[Data records]
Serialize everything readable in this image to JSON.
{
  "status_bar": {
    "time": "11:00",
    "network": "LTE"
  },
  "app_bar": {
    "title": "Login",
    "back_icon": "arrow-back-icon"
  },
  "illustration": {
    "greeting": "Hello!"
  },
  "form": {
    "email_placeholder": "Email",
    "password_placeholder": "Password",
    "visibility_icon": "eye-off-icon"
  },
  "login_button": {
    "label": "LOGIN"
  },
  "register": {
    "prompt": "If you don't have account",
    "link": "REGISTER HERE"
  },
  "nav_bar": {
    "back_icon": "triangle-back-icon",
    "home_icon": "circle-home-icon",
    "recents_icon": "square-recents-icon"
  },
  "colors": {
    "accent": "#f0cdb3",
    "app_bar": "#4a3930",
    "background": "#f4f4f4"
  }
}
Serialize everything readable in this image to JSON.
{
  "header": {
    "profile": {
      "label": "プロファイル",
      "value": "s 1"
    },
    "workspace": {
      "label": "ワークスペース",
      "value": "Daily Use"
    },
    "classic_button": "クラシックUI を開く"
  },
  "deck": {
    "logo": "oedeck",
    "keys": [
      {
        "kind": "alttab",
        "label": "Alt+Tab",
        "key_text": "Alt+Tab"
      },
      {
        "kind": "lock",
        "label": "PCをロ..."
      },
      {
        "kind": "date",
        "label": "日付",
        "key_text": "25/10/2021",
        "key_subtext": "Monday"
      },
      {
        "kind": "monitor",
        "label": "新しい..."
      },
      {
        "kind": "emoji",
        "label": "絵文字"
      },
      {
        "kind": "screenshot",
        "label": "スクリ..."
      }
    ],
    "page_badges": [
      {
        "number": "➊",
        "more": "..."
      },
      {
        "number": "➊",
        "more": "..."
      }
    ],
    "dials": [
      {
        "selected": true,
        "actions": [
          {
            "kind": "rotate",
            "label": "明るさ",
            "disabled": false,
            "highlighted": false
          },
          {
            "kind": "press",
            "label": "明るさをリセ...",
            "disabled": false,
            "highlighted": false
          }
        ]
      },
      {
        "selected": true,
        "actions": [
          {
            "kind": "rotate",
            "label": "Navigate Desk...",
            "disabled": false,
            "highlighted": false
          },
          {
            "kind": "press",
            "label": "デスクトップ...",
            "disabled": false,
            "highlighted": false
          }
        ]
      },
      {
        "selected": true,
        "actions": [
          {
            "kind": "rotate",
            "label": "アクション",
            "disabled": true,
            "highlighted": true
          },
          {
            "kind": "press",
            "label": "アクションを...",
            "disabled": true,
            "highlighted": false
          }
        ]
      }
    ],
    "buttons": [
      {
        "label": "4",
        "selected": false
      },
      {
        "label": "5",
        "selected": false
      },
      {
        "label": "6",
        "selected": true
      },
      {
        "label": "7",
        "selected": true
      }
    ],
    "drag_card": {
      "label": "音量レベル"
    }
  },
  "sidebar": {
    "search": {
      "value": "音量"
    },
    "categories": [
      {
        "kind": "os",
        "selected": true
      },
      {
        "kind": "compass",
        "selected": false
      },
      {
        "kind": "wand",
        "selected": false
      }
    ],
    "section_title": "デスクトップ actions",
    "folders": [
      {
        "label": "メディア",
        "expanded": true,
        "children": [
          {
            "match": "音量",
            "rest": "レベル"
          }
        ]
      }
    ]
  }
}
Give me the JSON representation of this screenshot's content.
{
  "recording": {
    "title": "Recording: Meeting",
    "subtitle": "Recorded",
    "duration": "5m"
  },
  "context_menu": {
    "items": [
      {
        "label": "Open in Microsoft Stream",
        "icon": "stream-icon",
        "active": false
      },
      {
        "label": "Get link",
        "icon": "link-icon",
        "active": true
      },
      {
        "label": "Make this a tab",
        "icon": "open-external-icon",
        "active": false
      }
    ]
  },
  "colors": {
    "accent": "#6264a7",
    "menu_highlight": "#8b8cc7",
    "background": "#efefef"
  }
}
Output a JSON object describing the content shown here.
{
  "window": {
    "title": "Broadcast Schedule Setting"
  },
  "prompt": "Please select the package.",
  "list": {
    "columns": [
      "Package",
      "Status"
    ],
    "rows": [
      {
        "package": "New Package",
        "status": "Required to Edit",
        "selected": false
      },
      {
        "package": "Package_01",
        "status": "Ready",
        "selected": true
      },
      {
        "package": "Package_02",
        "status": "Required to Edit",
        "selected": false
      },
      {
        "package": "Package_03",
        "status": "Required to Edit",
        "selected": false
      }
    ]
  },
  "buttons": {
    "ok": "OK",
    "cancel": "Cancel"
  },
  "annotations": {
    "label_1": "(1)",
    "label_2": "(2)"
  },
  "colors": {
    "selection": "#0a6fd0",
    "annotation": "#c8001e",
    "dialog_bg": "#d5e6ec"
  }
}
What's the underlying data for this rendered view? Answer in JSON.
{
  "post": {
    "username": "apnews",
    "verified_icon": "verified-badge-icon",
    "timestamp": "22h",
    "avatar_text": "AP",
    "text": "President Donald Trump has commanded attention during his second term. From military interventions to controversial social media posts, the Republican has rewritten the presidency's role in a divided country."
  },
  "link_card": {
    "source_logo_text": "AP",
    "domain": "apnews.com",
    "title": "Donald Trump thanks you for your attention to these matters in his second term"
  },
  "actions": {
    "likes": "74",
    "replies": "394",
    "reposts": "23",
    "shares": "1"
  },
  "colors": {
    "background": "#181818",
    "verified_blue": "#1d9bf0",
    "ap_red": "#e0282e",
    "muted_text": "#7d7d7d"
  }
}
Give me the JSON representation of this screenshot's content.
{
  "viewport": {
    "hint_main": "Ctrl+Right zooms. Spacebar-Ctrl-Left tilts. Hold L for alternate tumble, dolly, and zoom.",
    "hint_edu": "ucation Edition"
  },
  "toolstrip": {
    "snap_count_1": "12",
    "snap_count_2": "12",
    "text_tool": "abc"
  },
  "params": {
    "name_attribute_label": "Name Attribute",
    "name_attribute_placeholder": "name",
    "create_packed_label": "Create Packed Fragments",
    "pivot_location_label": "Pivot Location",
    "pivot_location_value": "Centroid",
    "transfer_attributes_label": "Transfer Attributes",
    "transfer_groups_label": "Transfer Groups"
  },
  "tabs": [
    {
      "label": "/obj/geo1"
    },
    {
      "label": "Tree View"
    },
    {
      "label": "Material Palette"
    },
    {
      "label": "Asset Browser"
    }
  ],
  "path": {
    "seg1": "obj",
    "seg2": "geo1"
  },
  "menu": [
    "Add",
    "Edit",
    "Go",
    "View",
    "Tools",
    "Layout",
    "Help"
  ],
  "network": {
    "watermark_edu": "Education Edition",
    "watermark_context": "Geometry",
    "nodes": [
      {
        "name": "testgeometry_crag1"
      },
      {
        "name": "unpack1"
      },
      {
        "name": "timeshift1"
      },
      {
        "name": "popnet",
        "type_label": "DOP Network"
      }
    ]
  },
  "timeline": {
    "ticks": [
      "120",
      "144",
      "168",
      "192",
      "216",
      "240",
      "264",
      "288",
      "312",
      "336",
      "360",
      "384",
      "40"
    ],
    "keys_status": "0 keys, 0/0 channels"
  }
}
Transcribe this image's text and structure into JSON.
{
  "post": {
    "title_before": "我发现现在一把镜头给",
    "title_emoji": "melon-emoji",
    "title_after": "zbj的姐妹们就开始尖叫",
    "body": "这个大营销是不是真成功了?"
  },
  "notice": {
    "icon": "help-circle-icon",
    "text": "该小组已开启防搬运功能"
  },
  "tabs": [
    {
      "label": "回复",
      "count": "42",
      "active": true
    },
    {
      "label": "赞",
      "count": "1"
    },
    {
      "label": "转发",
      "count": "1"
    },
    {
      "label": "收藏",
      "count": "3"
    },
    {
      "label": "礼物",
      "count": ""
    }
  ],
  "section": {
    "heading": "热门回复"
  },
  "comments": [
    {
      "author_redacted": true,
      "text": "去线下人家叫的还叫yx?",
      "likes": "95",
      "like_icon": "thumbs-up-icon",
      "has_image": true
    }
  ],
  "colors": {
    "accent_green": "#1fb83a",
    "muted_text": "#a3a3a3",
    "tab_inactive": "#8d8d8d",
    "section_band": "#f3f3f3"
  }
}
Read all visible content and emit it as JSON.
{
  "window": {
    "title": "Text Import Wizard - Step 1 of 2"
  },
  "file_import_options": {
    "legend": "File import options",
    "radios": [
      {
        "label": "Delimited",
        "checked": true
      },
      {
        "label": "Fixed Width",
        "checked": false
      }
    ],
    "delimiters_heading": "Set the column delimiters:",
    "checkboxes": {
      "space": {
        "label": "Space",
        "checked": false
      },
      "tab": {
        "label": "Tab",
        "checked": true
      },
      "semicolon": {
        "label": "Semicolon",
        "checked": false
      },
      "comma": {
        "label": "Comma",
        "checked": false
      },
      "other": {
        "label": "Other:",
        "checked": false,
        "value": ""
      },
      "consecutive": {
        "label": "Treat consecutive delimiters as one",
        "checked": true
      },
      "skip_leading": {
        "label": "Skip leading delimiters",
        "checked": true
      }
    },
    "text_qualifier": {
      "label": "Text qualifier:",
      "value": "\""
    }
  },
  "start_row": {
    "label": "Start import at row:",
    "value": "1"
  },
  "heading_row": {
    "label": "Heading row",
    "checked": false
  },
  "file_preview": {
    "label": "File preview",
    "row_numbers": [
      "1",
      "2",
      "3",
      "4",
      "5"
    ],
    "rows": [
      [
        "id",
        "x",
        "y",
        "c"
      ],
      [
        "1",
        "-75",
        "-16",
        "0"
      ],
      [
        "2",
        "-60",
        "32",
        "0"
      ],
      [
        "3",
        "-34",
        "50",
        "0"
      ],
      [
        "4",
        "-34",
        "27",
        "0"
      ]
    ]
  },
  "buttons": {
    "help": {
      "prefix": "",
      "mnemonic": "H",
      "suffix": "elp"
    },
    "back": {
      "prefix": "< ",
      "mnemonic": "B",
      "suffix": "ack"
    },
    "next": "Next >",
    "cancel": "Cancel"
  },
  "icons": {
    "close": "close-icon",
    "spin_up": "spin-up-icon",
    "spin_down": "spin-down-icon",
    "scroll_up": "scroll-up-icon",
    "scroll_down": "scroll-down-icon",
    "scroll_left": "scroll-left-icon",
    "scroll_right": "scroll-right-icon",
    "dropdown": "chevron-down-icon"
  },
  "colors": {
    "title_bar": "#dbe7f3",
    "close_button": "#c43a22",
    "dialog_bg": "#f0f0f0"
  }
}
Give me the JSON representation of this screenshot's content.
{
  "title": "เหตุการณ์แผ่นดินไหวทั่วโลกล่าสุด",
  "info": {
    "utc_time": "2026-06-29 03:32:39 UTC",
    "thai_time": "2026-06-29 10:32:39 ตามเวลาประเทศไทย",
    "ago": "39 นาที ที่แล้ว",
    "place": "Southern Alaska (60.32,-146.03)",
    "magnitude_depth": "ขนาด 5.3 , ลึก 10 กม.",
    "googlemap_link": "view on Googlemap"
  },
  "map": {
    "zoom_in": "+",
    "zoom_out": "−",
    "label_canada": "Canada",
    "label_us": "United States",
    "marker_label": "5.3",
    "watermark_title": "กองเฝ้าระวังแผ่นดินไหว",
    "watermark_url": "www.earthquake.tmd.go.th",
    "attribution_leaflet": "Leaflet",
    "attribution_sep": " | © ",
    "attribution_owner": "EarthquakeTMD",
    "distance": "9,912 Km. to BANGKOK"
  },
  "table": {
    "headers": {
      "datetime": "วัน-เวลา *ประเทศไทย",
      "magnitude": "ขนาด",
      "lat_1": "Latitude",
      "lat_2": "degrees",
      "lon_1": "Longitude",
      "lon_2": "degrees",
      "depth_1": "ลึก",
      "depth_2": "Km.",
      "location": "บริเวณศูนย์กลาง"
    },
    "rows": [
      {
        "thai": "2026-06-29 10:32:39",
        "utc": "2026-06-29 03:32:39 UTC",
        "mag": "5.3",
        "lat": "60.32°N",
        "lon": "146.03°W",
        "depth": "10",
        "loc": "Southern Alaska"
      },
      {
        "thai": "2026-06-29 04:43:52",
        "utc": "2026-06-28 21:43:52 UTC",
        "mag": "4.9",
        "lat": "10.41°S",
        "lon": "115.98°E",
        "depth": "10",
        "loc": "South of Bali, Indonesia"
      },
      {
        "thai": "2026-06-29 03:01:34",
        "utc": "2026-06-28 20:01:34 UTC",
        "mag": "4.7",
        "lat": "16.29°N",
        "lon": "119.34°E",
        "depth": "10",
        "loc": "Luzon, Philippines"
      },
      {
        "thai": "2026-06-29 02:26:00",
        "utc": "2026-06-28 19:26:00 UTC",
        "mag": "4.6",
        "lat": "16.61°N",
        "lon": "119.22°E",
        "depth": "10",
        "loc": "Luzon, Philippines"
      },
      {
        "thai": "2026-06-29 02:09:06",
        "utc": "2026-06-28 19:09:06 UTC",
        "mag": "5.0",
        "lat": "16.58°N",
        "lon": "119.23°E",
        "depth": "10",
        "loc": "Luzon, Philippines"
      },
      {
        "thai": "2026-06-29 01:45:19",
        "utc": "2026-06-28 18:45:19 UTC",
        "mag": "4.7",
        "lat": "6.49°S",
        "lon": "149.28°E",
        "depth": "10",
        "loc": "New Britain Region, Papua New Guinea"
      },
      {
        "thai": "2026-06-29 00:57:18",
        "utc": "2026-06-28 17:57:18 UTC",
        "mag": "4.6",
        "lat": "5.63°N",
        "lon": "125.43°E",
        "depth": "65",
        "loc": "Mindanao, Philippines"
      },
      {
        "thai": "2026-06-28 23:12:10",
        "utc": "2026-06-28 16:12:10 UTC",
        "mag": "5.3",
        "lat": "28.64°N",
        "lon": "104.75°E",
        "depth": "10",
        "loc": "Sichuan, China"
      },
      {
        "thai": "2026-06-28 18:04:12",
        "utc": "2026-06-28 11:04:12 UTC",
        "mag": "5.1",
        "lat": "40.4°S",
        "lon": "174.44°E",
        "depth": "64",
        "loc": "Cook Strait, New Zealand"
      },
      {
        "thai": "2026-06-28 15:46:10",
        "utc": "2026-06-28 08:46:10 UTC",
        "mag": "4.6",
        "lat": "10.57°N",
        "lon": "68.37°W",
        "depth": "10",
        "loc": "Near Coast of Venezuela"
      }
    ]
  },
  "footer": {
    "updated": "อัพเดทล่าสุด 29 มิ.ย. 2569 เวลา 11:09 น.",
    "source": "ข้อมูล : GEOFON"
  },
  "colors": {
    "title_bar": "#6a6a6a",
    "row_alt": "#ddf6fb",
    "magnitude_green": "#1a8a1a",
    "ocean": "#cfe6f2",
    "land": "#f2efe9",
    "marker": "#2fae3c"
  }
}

## Task
Select every line of the material above holding the word "delimiters" and copy it.

## Output of the exercise
    "delimiters_heading": "Set the column delimiters:",
        "label": "Treat consecutive delimiters as one",
        "label": "Skip leading delimiters",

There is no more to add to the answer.